Records from a data collection:
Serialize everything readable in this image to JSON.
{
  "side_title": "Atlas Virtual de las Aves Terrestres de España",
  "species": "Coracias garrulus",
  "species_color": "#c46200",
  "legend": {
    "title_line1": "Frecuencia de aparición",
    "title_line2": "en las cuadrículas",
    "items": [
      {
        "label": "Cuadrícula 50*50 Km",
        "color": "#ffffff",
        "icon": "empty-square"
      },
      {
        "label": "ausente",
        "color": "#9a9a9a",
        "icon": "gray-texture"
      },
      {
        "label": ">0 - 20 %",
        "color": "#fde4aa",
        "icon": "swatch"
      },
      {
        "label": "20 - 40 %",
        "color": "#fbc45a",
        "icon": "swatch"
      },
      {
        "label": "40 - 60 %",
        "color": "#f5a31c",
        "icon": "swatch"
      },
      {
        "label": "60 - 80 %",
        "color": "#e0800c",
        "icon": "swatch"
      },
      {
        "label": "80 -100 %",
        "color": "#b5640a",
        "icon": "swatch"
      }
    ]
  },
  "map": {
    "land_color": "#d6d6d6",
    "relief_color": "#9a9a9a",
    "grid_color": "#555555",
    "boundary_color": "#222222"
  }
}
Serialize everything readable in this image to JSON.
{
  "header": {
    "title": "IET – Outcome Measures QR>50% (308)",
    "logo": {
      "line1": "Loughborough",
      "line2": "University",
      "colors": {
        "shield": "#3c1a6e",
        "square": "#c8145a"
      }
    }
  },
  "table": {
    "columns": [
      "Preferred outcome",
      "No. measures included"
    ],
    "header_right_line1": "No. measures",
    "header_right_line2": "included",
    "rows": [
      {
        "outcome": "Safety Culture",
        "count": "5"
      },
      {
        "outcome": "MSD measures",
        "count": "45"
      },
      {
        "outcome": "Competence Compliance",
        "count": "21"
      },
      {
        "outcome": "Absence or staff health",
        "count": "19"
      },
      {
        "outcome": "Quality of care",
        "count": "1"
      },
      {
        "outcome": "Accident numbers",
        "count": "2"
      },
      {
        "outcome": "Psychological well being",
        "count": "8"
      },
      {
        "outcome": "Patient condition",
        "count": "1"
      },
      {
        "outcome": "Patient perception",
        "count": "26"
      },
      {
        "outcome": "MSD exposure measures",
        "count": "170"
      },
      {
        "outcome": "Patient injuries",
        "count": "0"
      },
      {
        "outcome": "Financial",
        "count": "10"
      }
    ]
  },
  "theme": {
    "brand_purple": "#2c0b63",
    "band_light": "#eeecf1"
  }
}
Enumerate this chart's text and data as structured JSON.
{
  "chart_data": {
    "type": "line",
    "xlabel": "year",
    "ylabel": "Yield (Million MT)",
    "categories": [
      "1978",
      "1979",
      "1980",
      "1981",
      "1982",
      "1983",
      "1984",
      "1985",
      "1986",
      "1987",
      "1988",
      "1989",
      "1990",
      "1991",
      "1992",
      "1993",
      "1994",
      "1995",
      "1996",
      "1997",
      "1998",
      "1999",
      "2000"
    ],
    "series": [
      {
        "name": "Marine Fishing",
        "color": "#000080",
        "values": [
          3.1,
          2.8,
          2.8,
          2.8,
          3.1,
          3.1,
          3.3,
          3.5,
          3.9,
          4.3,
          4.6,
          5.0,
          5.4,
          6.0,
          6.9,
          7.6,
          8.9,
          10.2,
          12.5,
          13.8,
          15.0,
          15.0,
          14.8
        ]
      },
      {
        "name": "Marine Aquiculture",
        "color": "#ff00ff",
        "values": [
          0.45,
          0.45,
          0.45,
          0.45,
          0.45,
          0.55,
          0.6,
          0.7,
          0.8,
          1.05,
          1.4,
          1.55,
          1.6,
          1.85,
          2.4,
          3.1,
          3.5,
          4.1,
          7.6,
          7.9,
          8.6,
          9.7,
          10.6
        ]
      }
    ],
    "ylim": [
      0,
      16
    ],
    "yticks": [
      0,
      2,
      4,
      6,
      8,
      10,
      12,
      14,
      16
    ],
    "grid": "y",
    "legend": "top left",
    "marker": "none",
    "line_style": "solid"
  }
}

What the exercise asks: Your task is to transcribe the listing above in full, exactly as given.

Task result:
Serialize everything readable in this image to JSON.
{
  "side_title": "Atlas Virtual de las Aves Terrestres de España",
  "species": "Coracias garrulus",
  "species_color": "#c46200",
  "legend": {
    "title_line1": "Frecuencia de aparición",
    "title_line2": "en las cuadrículas",
    "items": [
      {
        "label": "Cuadrícula 50*50 Km",
        "color": "#ffffff",
        "icon": "empty-square"
      },
      {
        "label": "ausente",
        "color": "#9a9a9a",
        "icon": "gray-texture"
      },
      {
        "label": ">0 - 20 %",
        "color": "#fde4aa",
        "icon": "swatch"
      },
      {
        "label": "20 - 40 %",
        "color": "#fbc45a",
        "icon": "swatch"
      },
      {
        "label": "40 - 60 %",
        "color": "#f5a31c",
        "icon": "swatch"
      },
      {
        "label": "60 - 80 %",
        "color": "#e0800c",
        "icon": "swatch"
      },
      {
        "label": "80 -100 %",
        "color": "#b5640a",
        "icon": "swatch"
      }
    ]
  },
  "map": {
    "land_color": "#d6d6d6",
    "relief_color": "#9a9a9a",
    "grid_color": "#555555",
    "boundary_color": "#222222"
  }
}
Serialize everything readable in this image to JSON.
{
  "header": {
    "title": "IET – Outcome Measures QR>50% (308)",
    "logo": {
      "line1": "Loughborough",
      "line2": "University",
      "colors": {
        "shield": "#3c1a6e",
        "square": "#c8145a"
      }
    }
  },
  "table": {
    "columns": [
      "Preferred outcome",
      "No. measures included"
    ],
    "header_right_line1": "No. measures",
    "header_right_line2": "included",
    "rows": [
      {
        "outcome": "Safety Culture",
        "count": "5"
      },
      {
        "outcome": "MSD measures",
        "count": "45"
      },
      {
        "outcome": "Competence Compliance",
        "count": "21"
      },
      {
        "outcome": "Absence or staff health",
        "count": "19"
      },
      {
        "outcome": "Quality of care",
        "count": "1"
      },
      {
        "outcome": "Accident numbers",
        "count": "2"
      },
      {
        "outcome": "Psychological well being",
        "count": "8"
      },
      {
        "outcome": "Patient condition",
        "count": "1"
      },
      {
        "outcome": "Patient perception",
        "count": "26"
      },
      {
        "outcome": "MSD exposure measures",
        "count": "170"
      },
      {
        "outcome": "Patient injuries",
        "count": "0"
      },
      {
        "outcome": "Financial",
        "count": "10"
      }
    ]
  },
  "theme": {
    "brand_purple": "#2c0b63",
    "band_light": "#eeecf1"
  }
}
Enumerate this chart's text and data as structured JSON.
{
  "chart_data": {
    "type": "line",
    "xlabel": "year",
    "ylabel": "Yield (Million MT)",
    "categories": [
      "1978",
      "1979",
      "1980",
      "1981",
      "1982",
      "1983",
      "1984",
      "1985",
      "1986",
      "1987",
      "1988",
      "1989",
      "1990",
      "1991",
      "1992",
      "1993",
      "1994",
      "1995",
      "1996",
      "1997",
      "1998",
      "1999",
      "2000"
    ],
    "series": [
      {
        "name": "Marine Fishing",
        "color": "#000080",
        "values": [
          3.1,
          2.8,
          2.8,
          2.8,
          3.1,
          3.1,
          3.3,
          3.5,
          3.9,
          4.3,
          4.6,
          5.0,
          5.4,
          6.0,
          6.9,
          7.6,
          8.9,
          10.2,
          12.5,
          13.8,
          15.0,
          15.0,
          14.8
        ]
      },
      {
        "name": "Marine Aquiculture",
        "color": "#ff00ff",
        "values": [
          0.45,
          0.45,
          0.45,
          0.45,
          0.45,
          0.55,
          0.6,
          0.7,
          0.8,
          1.05,
          1.4,
          1.55,
          1.6,
          1.85,
          2.4,
          3.1,
          3.5,
          4.1,
          7.6,
          7.9,
          8.6,
          9.7,
          10.6
        ]
      }
    ],
    "ylim": [
      0,
      16
    ],
    "yticks": [
      0,
      2,
      4,
      6,
      8,
      10,
      12,
      14,
      16
    ],
    "grid": "y",
    "legend": "top left",
    "marker": "none",
    "line_style": "solid"
  }
}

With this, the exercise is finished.